START Supplied information

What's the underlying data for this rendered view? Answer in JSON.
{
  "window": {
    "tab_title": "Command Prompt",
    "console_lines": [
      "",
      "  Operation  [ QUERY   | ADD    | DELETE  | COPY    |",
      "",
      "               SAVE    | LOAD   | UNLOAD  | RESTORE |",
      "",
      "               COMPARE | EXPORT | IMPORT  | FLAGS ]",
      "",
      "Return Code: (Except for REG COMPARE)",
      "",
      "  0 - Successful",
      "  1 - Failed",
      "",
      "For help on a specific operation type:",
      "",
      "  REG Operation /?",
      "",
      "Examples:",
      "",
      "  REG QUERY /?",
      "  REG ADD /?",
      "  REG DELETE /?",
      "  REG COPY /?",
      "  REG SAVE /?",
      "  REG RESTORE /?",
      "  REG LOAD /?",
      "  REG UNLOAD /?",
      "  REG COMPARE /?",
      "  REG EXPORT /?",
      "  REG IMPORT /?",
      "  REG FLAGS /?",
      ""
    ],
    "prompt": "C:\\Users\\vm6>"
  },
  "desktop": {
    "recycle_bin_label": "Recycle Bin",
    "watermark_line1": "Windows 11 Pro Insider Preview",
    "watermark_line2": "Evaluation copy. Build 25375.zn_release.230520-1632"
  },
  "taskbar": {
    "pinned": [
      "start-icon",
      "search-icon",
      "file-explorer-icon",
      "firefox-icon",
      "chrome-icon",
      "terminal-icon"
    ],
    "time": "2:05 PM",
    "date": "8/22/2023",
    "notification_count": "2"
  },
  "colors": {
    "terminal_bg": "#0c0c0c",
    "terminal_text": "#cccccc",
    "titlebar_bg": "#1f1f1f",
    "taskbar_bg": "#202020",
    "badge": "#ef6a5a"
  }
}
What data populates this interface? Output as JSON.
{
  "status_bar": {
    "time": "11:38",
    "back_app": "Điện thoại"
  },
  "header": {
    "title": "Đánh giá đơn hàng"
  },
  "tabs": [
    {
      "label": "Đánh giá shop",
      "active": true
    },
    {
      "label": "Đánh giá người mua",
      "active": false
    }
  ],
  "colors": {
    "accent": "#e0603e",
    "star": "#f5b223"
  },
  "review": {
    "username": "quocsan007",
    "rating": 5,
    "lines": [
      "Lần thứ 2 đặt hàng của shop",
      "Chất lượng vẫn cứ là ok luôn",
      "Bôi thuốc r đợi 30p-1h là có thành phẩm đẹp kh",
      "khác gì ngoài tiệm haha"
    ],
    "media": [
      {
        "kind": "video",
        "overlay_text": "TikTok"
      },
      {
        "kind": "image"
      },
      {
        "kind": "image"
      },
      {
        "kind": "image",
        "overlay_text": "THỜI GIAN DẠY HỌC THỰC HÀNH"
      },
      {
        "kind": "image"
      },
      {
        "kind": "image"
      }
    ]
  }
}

END Supplied information

Given problem:
Repeat the material from above exactly, word for word.

Task result:
What's the underlying data for this rendered view? Answer in JSON.
{
  "window": {
    "tab_title": "Command Prompt",
    "console_lines": [
      "",
      "  Operation  [ QUERY   | ADD    | DELETE  | COPY    |",
      "",
      "               SAVE    | LOAD   | UNLOAD  | RESTORE |",
      "",
      "               COMPARE | EXPORT | IMPORT  | FLAGS ]",
      "",
      "Return Code: (Except for REG COMPARE)",
      "",
      "  0 - Successful",
      "  1 - Failed",
      "",
      "For help on a specific operation type:",
      "",
      "  REG Operation /?",
      "",
      "Examples:",
      "",
      "  REG QUERY /?",
      "  REG ADD /?",
      "  REG DELETE /?",
      "  REG COPY /?",
      "  REG SAVE /?",
      "  REG RESTORE /?",
      "  REG LOAD /?",
      "  REG UNLOAD /?",
      "  REG COMPARE /?",
      "  REG EXPORT /?",
      "  REG IMPORT /?",
      "  REG FLAGS /?",
      ""
    ],
    "prompt": "C:\\Users\\vm6>"
  },
  "desktop": {
    "recycle_bin_label": "Recycle Bin",
    "watermark_line1": "Windows 11 Pro Insider Preview",
    "watermark_line2": "Evaluation copy. Build 25375.zn_release.230520-1632"
  },
  "taskbar": {
    "pinned": [
      "start-icon",
      "search-icon",
      "file-explorer-icon",
      "firefox-icon",
      "chrome-icon",
      "terminal-icon"
    ],
    "time": "2:05 PM",
    "date": "8/22/2023",
    "notification_count": "2"
  },
  "colors": {
    "terminal_bg": "#0c0c0c",
    "terminal_text": "#cccccc",
    "titlebar_bg": "#1f1f1f",
    "taskbar_bg": "#202020",
    "badge": "#ef6a5a"
  }
}
What data populates this interface? Output as JSON.
{
  "status_bar": {
    "time": "11:38",
    "back_app": "Điện thoại"
  },
  "header": {
    "title": "Đánh giá đơn hàng"
  },
  "tabs": [
    {
      "label": "Đánh giá shop",
      "active": true
    },
    {
      "label": "Đánh giá người mua",
      "active": false
    }
  ],
  "colors": {
    "accent": "#e0603e",
    "star": "#f5b223"
  },
  "review": {
    "username": "quocsan007",
    "rating": 5,
    "lines": [
      "Lần thứ 2 đặt hàng của shop",
      "Chất lượng vẫn cứ là ok luôn",
      "Bôi thuốc r đợi 30p-1h là có thành phẩm đẹp kh",
      "khác gì ngoài tiệm haha"
    ],
    "media": [
      {
        "kind": "video",
        "overlay_text": "TikTok"
      },
      {
        "kind": "image"
      },
      {
        "kind": "image"
      },
      {
        "kind": "image",
        "overlay_text": "THỜI GIAN DẠY HỌC THỰC HÀNH"
      },
      {
        "kind": "image"
      },
      {
        "kind": "image"
      }
    ]
  }
}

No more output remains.